◆ **WRITTEN EXERCISE**:
Copy out every row below word for word, leaving out the pictures.

◆ **RECORDS TO USE**:
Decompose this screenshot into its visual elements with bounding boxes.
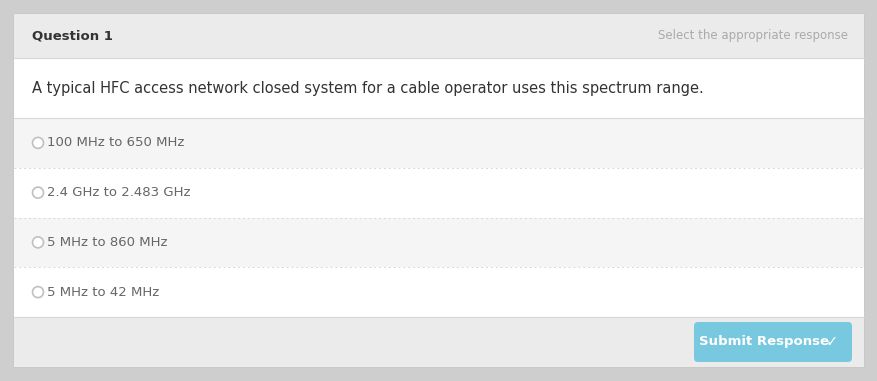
Text: A typical HFC access network closed system for a cable operator uses this spectr: A typical HFC access network closed syst… [32, 80, 703, 96]
FancyBboxPatch shape [14, 14, 863, 367]
Circle shape [32, 187, 44, 198]
FancyBboxPatch shape [14, 14, 863, 58]
FancyBboxPatch shape [14, 267, 863, 317]
Text: 5 MHz to 860 MHz: 5 MHz to 860 MHz [47, 236, 168, 249]
FancyBboxPatch shape [14, 118, 863, 168]
Text: 100 MHz to 650 MHz: 100 MHz to 650 MHz [47, 136, 185, 149]
Text: 5 MHz to 42 MHz: 5 MHz to 42 MHz [47, 286, 160, 299]
FancyBboxPatch shape [14, 58, 863, 118]
Circle shape [32, 237, 44, 248]
FancyBboxPatch shape [14, 218, 863, 267]
FancyBboxPatch shape [693, 322, 851, 362]
Text: Submit Response: Submit Response [698, 336, 828, 349]
FancyBboxPatch shape [14, 317, 863, 367]
Text: Select the appropriate response: Select the appropriate response [657, 29, 847, 43]
Text: 2.4 GHz to 2.483 GHz: 2.4 GHz to 2.483 GHz [47, 186, 191, 199]
FancyBboxPatch shape [14, 168, 863, 218]
Text: Question 1: Question 1 [32, 29, 113, 43]
Circle shape [32, 287, 44, 298]
Circle shape [32, 138, 44, 148]
Text: ✓: ✓ [825, 335, 838, 349]
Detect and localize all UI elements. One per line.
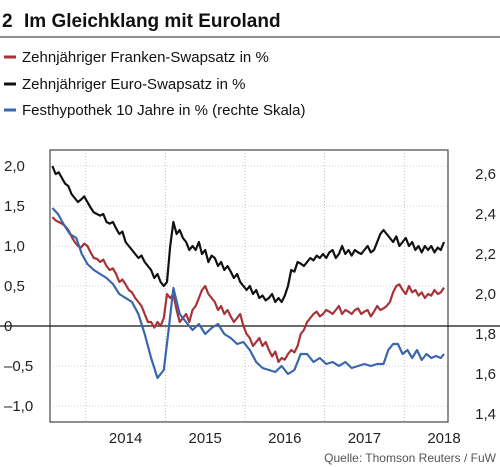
right-tick-label: 1,4 — [475, 406, 496, 423]
figure-number: 2 — [2, 11, 13, 32]
x-tick-label: 2014 — [109, 430, 142, 447]
left-tick-label: –1,0 — [4, 398, 33, 415]
left-tick-label: –0,5 — [4, 358, 33, 375]
x-tick-label: 2017 — [348, 430, 381, 447]
x-tick-label: 2015 — [189, 430, 222, 447]
legend-label-eur: Zehnjähriger Euro-Swapsatz in % — [22, 76, 245, 93]
right-tick-label: 1,6 — [475, 366, 496, 383]
source-note: Quelle: Thomson Reuters / FuW — [324, 451, 497, 465]
right-tick-label: 2,0 — [475, 286, 496, 303]
right-axis-ticks: 2,6 2,4 2,2 2,0 1,8 1,6 1,4 — [475, 166, 496, 423]
series-line-eur-swap — [51, 165, 446, 304]
series-line-chf-swap — [51, 216, 445, 364]
chart-title: Im Gleichklang mit Euroland — [24, 11, 281, 32]
x-axis-ticks: 2014 2015 2016 2017 2018 — [109, 430, 461, 447]
left-tick-label: 2,0 — [4, 158, 25, 175]
series-line-mortgage — [51, 207, 445, 380]
left-axis-ticks: 2,0 1,5 1,0 0,5 0 –0,5 –1,0 — [4, 158, 33, 415]
right-tick-label: 2,4 — [475, 206, 496, 223]
grid-lines — [50, 150, 448, 422]
right-tick-label: 2,2 — [475, 246, 496, 263]
left-tick-label: 1,5 — [4, 198, 25, 215]
legend: Zehnjähriger Franken-Swapsatz in % Zehnj… — [4, 49, 305, 119]
x-tick-label: 2016 — [268, 430, 301, 447]
left-tick-label: 0,5 — [4, 278, 25, 295]
legend-label-mortgage: Festhypothek 10 Jahre in % (rechte Skala… — [22, 102, 305, 119]
right-tick-label: 1,8 — [475, 326, 496, 343]
left-tick-label: 1,0 — [4, 238, 25, 255]
x-tick-label: 2018 — [427, 430, 460, 447]
right-tick-label: 2,6 — [475, 166, 496, 183]
legend-label-chf: Zehnjähriger Franken-Swapsatz in % — [22, 49, 269, 66]
series-group — [51, 165, 446, 380]
left-tick-label: 0 — [4, 318, 12, 335]
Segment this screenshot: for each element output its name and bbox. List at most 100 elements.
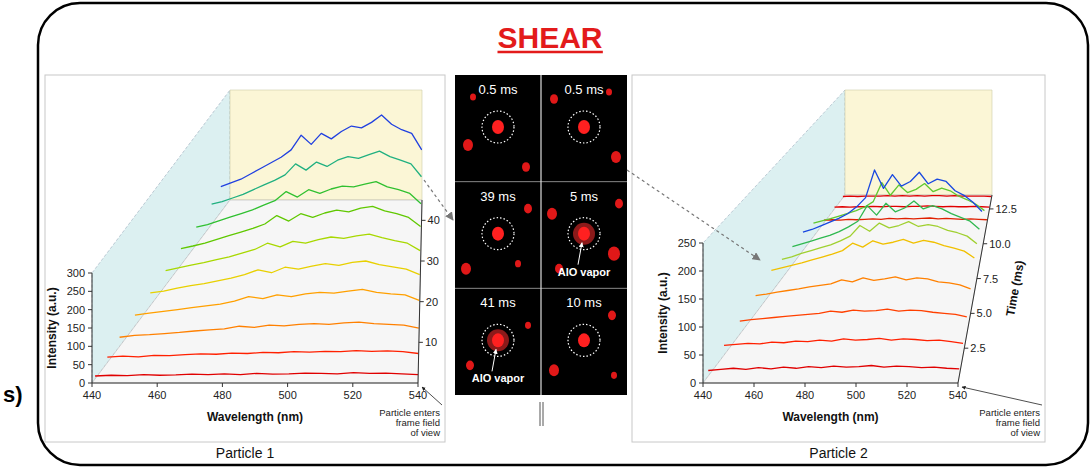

◆ **EXPECTED ANSWER**:
Decompose this screenshot into its visual elements with bounding boxes.
Text: A typical HFC access network closed system for a cable operator uses this spectr: A typical HFC access network closed syst… [32, 80, 703, 96]
FancyBboxPatch shape [14, 14, 863, 367]
Circle shape [32, 187, 44, 198]
FancyBboxPatch shape [14, 14, 863, 58]
FancyBboxPatch shape [14, 267, 863, 317]
Text: 5 MHz to 860 MHz: 5 MHz to 860 MHz [47, 236, 168, 249]
FancyBboxPatch shape [14, 118, 863, 168]
Text: 100 MHz to 650 MHz: 100 MHz to 650 MHz [47, 136, 185, 149]
Text: 5 MHz to 42 MHz: 5 MHz to 42 MHz [47, 286, 160, 299]
FancyBboxPatch shape [14, 58, 863, 118]
Circle shape [32, 237, 44, 248]
FancyBboxPatch shape [14, 218, 863, 267]
FancyBboxPatch shape [693, 322, 851, 362]
Text: Submit Response: Submit Response [698, 336, 828, 349]
FancyBboxPatch shape [14, 317, 863, 367]
Text: Select the appropriate response: Select the appropriate response [657, 29, 847, 43]
Text: 2.4 GHz to 2.483 GHz: 2.4 GHz to 2.483 GHz [47, 186, 191, 199]
FancyBboxPatch shape [14, 168, 863, 218]
Text: Question 1: Question 1 [32, 29, 113, 43]
Circle shape [32, 287, 44, 298]
Circle shape [32, 138, 44, 148]
Text: ✓: ✓ [825, 335, 838, 349]
Detect and localize all UI elements. One per line.
right-tick-label: 1,4 — [475, 406, 496, 423]
figure-number: 2 — [2, 11, 13, 32]
x-tick-label: 2014 — [109, 430, 142, 447]
left-tick-label: –1,0 — [4, 398, 33, 415]
left-tick-label: –0,5 — [4, 358, 33, 375]
x-tick-label: 2017 — [348, 430, 381, 447]
x-tick-label: 2015 — [189, 430, 222, 447]
legend-label-eur: Zehnjähriger Euro-Swapsatz in % — [22, 76, 245, 93]
right-tick-label: 1,6 — [475, 366, 496, 383]
source-note: Quelle: Thomson Reuters / FuW — [324, 451, 497, 465]
right-tick-label: 2,0 — [475, 286, 496, 303]
right-axis-ticks: 2,6 2,4 2,2 2,0 1,8 1,6 1,4 — [475, 166, 496, 423]
series-line-eur-swap — [51, 165, 446, 304]
series-line-chf-swap — [51, 216, 445, 364]
chart-title: Im Gleichklang mit Euroland — [24, 11, 281, 32]
x-axis-ticks: 2014 2015 2016 2017 2018 — [109, 430, 461, 447]
left-tick-label: 2,0 — [4, 158, 25, 175]
series-line-mortgage — [51, 207, 445, 380]
left-axis-ticks: 2,0 1,5 1,0 0,5 0 –0,5 –1,0 — [4, 158, 33, 415]
right-tick-label: 2,4 — [475, 206, 496, 223]
grid-lines — [50, 150, 448, 422]
right-tick-label: 2,2 — [475, 246, 496, 263]
left-tick-label: 1,5 — [4, 198, 25, 215]
legend: Zehnjähriger Franken-Swapsatz in % Zehnj… — [4, 49, 305, 119]
x-tick-label: 2016 — [268, 430, 301, 447]
left-tick-label: 0,5 — [4, 278, 25, 295]
legend-label-mortgage: Festhypothek 10 Jahre in % (rechte Skala… — [22, 102, 305, 119]
right-tick-label: 1,8 — [475, 326, 496, 343]
left-tick-label: 1,0 — [4, 238, 25, 255]
x-tick-label: 2018 — [427, 430, 460, 447]
right-tick-label: 2,6 — [475, 166, 496, 183]
legend-label-chf: Zehnjähriger Franken-Swapsatz in % — [22, 49, 269, 66]
series-group — [51, 165, 446, 380]
left-tick-label: 0 — [4, 318, 12, 335]
Segment this screenshot: for each element output its name and bbox. List at most 100 elements.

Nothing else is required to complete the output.